[Dataset items]

===

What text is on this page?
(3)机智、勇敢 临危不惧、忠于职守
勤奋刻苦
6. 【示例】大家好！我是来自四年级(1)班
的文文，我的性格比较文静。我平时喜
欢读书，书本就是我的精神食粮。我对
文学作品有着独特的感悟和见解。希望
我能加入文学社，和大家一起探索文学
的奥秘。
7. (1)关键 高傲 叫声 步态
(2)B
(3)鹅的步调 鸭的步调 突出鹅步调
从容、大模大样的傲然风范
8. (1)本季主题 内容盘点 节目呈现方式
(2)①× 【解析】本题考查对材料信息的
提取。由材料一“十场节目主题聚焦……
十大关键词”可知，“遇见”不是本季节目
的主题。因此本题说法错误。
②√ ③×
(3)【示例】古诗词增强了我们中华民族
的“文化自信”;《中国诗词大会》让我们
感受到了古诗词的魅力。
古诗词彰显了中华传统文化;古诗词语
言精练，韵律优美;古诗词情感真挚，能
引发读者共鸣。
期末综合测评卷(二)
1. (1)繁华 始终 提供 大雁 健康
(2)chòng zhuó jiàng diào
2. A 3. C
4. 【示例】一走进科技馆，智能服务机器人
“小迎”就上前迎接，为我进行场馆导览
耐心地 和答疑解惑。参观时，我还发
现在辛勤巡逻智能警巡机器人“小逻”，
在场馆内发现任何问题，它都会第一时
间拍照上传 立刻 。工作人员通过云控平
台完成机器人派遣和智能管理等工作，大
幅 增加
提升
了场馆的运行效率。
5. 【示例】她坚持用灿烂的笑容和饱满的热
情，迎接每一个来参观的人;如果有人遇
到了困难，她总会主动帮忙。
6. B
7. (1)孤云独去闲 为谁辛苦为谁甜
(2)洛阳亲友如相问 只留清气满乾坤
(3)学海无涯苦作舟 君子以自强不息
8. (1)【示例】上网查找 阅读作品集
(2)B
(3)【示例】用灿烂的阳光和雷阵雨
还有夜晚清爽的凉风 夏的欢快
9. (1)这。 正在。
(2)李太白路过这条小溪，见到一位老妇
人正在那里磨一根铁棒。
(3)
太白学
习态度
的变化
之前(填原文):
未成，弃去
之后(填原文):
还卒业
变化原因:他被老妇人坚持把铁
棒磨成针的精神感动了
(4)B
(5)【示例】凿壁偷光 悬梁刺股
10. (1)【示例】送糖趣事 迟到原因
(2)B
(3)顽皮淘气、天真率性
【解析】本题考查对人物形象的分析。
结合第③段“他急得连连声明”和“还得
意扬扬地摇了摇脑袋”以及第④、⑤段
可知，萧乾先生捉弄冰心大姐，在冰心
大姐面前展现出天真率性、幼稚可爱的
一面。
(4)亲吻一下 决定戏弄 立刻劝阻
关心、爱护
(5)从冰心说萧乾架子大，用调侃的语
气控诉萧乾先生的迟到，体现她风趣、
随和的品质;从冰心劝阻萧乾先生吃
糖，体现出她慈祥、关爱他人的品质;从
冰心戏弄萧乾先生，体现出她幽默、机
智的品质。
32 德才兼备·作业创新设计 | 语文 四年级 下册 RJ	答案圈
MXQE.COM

===

● Your task: Give the complete listing a second time, exactly as it reads.

● Reply to the exercise:
What text is on this page?
(3)机智、勇敢 临危不惧、忠于职守
勤奋刻苦
6. 【示例】大家好！我是来自四年级(1)班
的文文，我的性格比较文静。我平时喜
欢读书，书本就是我的精神食粮。我对
文学作品有着独特的感悟和见解。希望
我能加入文学社，和大家一起探索文学
的奥秘。
7. (1)关键 高傲 叫声 步态
(2)B
(3)鹅的步调 鸭的步调 突出鹅步调
从容、大模大样的傲然风范
8. (1)本季主题 内容盘点 节目呈现方式
(2)①× 【解析】本题考查对材料信息的
提取。由材料一“十场节目主题聚焦……
十大关键词”可知，“遇见”不是本季节目
的主题。因此本题说法错误。
②√ ③×
(3)【示例】古诗词增强了我们中华民族
的“文化自信”;《中国诗词大会》让我们
感受到了古诗词的魅力。
古诗词彰显了中华传统文化;古诗词语
言精练，韵律优美;古诗词情感真挚，能
引发读者共鸣。
期末综合测评卷(二)
1. (1)繁华 始终 提供 大雁 健康
(2)chòng zhuó jiàng diào
2. A 3. C
4. 【示例】一走进科技馆，智能服务机器人
“小迎”就上前迎接，为我进行场馆导览
耐心地 和答疑解惑。参观时，我还发
现在辛勤巡逻智能警巡机器人“小逻”，
在场馆内发现任何问题，它都会第一时
间拍照上传 立刻 。工作人员通过云控平
台完成机器人派遣和智能管理等工作，大
幅 增加
提升
了场馆的运行效率。
5. 【示例】她坚持用灿烂的笑容和饱满的热
情，迎接每一个来参观的人;如果有人遇
到了困难，她总会主动帮忙。
6. B
7. (1)孤云独去闲 为谁辛苦为谁甜
(2)洛阳亲友如相问 只留清气满乾坤
(3)学海无涯苦作舟 君子以自强不息
8. (1)【示例】上网查找 阅读作品集
(2)B
(3)【示例】用灿烂的阳光和雷阵雨
还有夜晚清爽的凉风 夏的欢快
9. (1)这。 正在。
(2)李太白路过这条小溪，见到一位老妇
人正在那里磨一根铁棒。
(3)
太白学
习态度
的变化
之前(填原文):
未成，弃去
之后(填原文):
还卒业
变化原因:他被老妇人坚持把铁
棒磨成针的精神感动了
(4)B
(5)【示例】凿壁偷光 悬梁刺股
10. (1)【示例】送糖趣事 迟到原因
(2)B
(3)顽皮淘气、天真率性
【解析】本题考查对人物形象的分析。
结合第③段“他急得连连声明”和“还得
意扬扬地摇了摇脑袋”以及第④、⑤段
可知，萧乾先生捉弄冰心大姐，在冰心
大姐面前展现出天真率性、幼稚可爱的
一面。
(4)亲吻一下 决定戏弄 立刻劝阻
关心、爱护
(5)从冰心说萧乾架子大，用调侃的语
气控诉萧乾先生的迟到，体现她风趣、
随和的品质;从冰心劝阻萧乾先生吃
糖，体现出她慈祥、关爱他人的品质;从
冰心戏弄萧乾先生，体现出她幽默、机
智的品质。
32 德才兼备·作业创新设计 | 语文 四年级 下册 RJ	答案圈
MXQE.COM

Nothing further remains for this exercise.